* Input data:
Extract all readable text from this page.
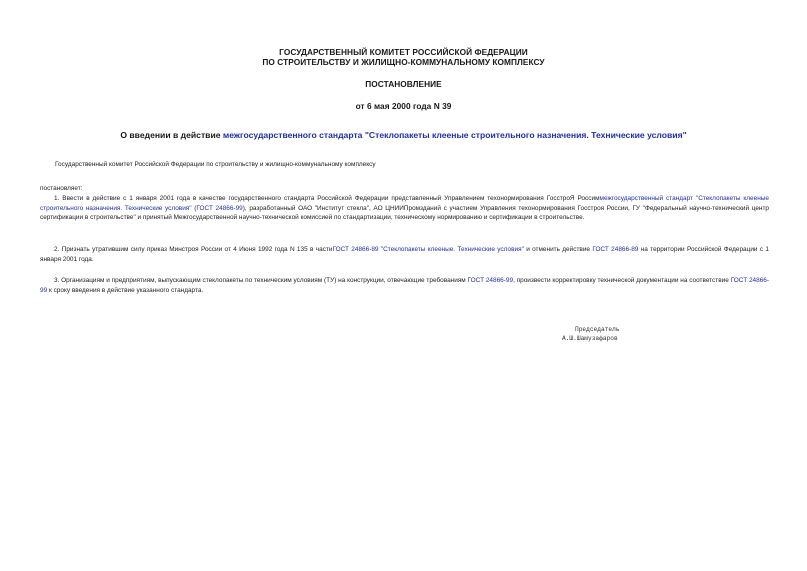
ГОСУДАРСТВЕННЫЙ КОМИТЕТ РОССИЙСКОЙ ФЕДЕРАЦИИ
ПО СТРОИТЕЛЬСТВУ И ЖИЛИЩНО-КОММУНАЛЬНОМУ КОМПЛЕКСУ
ПОСТАНОВЛЕНИЕ
от 6 мая 2000 года N 39
О введении в действие межгосударственного стандарта "Стеклопакеты клееные строительного назначения. Технические условия"
Государственный комитет Российской Федерации по строительству и жилищно-коммунальному комплексу
постановляет:
1. Ввести в действие с 1 января 2001 года в качестве государственного стандарта Российской Федерации представленный Управлением техонормирования ГосстроЯ Россиммежгосударственный стандарт "Стеклопакеты клееные строительного назначения. Технические условия" (ГОСТ 24866-99), разработанный ОАО "Институт стекла", АО ЦНИИПромзданий с участием Управления техонормирования Госстроя России, ГУ "Федеральный научно-технический центр сертификации в строительстве" и принятый Межгосударственной научно-технической комиссией по стандартизации, техническому нормированию и сертификации в строительстве.
2. Признать утратившим силу приказ Минстроя России от 4 Июня 1992 года N 135 в частиГОСТ 24866-89 "Стеклопакеты клееные. Технические условия" и отменить действие ГОСТ 24866-89 на территории Российской Федерации с 1 января 2001 года.
3. Организациям и предприятиям, выпускающим стеклопакеты по техническим условиям (ТУ) на конструкции, отвечающие требованиям ГОСТ 24866-99, произвести корректировку технической документации на соответствие ГОСТ 24866-99 к сроку введения в действие указанного стандарта.
Председатель
А.Ш.Шамузафаров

* Aim: All of the material above is to be copied exactly, except for its images.

* Answer to this problem:
Extract all readable text from this page.
ГОСУДАРСТВЕННЫЙ КОМИТЕТ РОССИЙСКОЙ ФЕДЕРАЦИИ
ПО СТРОИТЕЛЬСТВУ И ЖИЛИЩНО-КОММУНАЛЬНОМУ КОМПЛЕКСУ
ПОСТАНОВЛЕНИЕ
от 6 мая 2000 года N 39
О введении в действие межгосударственного стандарта "Стеклопакеты клееные строительного назначения. Технические условия"
Государственный комитет Российской Федерации по строительству и жилищно-коммунальному комплексу
постановляет:
1. Ввести в действие с 1 января 2001 года в качестве государственного стандарта Российской Федерации представленный Управлением техонормирования ГосстроЯ Россиммежгосударственный стандарт "Стеклопакеты клееные строительного назначения. Технические условия" (ГОСТ 24866-99), разработанный ОАО "Институт стекла", АО ЦНИИПромзданий с участием Управления техонормирования Госстроя России, ГУ "Федеральный научно-технический центр сертификации в строительстве" и принятый Межгосударственной научно-технической комиссией по стандартизации, техническому нормированию и сертификации в строительстве.
2. Признать утратившим силу приказ Минстроя России от 4 Июня 1992 года N 135 в частиГОСТ 24866-89 "Стеклопакеты клееные. Технические условия" и отменить действие ГОСТ 24866-89 на территории Российской Федерации с 1 января 2001 года.
3. Организациям и предприятиям, выпускающим стеклопакеты по техническим условиям (ТУ) на конструкции, отвечающие требованиям ГОСТ 24866-99, произвести корректировку технической документации на соответствие ГОСТ 24866-99 к сроку введения в действие указанного стандарта.
Председатель
А.Ш.Шамузафаров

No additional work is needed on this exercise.